(Data records)
+ + + +

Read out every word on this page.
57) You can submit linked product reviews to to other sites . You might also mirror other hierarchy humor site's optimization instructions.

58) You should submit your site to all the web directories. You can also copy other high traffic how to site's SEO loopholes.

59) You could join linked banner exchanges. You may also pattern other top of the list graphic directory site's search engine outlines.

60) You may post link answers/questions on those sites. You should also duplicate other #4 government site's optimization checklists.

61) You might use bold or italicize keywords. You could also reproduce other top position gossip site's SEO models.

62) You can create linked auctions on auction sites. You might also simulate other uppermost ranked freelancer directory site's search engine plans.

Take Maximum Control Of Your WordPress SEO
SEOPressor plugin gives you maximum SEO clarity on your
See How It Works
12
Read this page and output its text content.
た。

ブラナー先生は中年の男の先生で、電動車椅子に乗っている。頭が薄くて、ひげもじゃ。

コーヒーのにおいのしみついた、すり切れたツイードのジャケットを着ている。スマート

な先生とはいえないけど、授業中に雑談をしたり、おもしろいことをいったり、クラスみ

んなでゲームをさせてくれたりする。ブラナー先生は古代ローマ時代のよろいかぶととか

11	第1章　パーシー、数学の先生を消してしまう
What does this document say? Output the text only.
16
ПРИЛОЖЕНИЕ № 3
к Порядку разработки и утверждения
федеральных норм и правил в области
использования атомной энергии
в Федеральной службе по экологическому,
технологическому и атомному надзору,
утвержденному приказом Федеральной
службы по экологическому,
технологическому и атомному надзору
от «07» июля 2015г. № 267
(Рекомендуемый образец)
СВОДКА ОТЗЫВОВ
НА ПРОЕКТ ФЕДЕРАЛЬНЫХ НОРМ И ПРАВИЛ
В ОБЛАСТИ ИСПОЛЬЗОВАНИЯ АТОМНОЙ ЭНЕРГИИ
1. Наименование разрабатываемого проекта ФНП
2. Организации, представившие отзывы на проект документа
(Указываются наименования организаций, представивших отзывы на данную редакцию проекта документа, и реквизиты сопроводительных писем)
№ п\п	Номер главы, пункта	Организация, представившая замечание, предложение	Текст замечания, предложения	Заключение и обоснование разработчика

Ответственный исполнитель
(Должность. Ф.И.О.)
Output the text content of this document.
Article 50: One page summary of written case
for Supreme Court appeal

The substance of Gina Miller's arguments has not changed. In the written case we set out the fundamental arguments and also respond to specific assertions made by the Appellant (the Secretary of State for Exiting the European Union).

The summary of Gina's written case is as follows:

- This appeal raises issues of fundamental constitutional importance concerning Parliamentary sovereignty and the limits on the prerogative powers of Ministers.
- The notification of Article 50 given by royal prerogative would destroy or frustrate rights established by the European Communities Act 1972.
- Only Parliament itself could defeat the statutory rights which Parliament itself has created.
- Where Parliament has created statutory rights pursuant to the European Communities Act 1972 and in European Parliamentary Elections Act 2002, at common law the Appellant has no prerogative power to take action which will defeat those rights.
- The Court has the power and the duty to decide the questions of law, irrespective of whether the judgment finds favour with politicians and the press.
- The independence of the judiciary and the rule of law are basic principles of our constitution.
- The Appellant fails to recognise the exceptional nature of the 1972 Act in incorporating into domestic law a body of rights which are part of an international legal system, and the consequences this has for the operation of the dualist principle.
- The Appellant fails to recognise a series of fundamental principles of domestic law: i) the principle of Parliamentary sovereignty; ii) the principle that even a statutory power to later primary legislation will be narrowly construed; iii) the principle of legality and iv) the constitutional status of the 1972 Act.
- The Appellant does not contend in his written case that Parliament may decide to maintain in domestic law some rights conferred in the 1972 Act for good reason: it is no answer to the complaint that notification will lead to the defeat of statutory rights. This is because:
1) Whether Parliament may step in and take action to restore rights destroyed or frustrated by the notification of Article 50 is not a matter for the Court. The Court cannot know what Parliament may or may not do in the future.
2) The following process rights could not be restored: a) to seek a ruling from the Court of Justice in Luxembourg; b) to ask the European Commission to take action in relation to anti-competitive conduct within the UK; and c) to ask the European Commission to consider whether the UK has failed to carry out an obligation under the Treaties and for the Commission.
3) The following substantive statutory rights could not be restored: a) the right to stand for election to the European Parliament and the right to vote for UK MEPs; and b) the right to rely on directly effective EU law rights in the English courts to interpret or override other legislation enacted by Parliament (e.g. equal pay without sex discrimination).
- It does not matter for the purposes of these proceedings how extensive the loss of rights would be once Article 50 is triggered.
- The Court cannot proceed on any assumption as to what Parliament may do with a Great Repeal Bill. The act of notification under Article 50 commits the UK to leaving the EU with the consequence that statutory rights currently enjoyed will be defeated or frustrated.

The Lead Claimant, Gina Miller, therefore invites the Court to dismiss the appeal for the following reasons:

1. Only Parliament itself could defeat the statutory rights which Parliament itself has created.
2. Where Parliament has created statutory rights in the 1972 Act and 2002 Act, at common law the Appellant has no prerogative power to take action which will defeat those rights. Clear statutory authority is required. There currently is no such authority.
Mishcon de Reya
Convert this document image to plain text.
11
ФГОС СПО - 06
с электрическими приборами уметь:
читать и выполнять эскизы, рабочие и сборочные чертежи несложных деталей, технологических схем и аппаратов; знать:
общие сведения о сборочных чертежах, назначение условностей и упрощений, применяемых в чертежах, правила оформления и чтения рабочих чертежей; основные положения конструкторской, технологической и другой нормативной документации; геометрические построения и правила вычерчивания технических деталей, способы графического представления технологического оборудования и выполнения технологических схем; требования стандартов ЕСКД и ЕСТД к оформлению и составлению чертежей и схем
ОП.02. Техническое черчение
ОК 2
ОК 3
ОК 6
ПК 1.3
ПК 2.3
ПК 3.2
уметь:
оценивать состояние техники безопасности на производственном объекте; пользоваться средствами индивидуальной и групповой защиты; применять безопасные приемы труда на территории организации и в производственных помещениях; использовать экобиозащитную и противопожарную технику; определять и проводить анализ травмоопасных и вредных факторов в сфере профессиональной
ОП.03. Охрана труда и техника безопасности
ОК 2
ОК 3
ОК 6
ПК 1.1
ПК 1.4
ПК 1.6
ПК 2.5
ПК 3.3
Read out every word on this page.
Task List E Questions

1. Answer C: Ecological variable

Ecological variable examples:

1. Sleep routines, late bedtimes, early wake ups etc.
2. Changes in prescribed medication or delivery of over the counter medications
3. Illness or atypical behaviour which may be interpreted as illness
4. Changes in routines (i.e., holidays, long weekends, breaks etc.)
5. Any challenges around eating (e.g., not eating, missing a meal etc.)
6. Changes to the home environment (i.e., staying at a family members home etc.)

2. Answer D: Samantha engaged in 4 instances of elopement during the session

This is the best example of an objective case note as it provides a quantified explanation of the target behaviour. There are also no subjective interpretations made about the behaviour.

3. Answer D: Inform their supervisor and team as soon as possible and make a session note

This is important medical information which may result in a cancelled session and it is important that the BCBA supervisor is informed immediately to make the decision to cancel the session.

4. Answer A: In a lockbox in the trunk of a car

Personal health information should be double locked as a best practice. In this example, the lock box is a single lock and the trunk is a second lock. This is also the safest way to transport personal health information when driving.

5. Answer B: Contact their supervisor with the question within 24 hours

+ + + +

Required task -
Please list every line of the records that contains "схем".

Problem solution -
читать и выполнять эскизы, рабочие и сборочные чертежи несложных деталей, технологических схем и аппаратов; знать:
общие сведения о сборочных чертежах, назначение условностей и упрощений, применяемых в чертежах, правила оформления и чтения рабочих чертежей; основные положения конструкторской, технологической и другой нормативной документации; геометрические построения и правила вычерчивания технических деталей, способы графического представления технологического оборудования и выполнения технологических схем; требования стандартов ЕСКД и ЕСТД к оформлению и составлению чертежей и схем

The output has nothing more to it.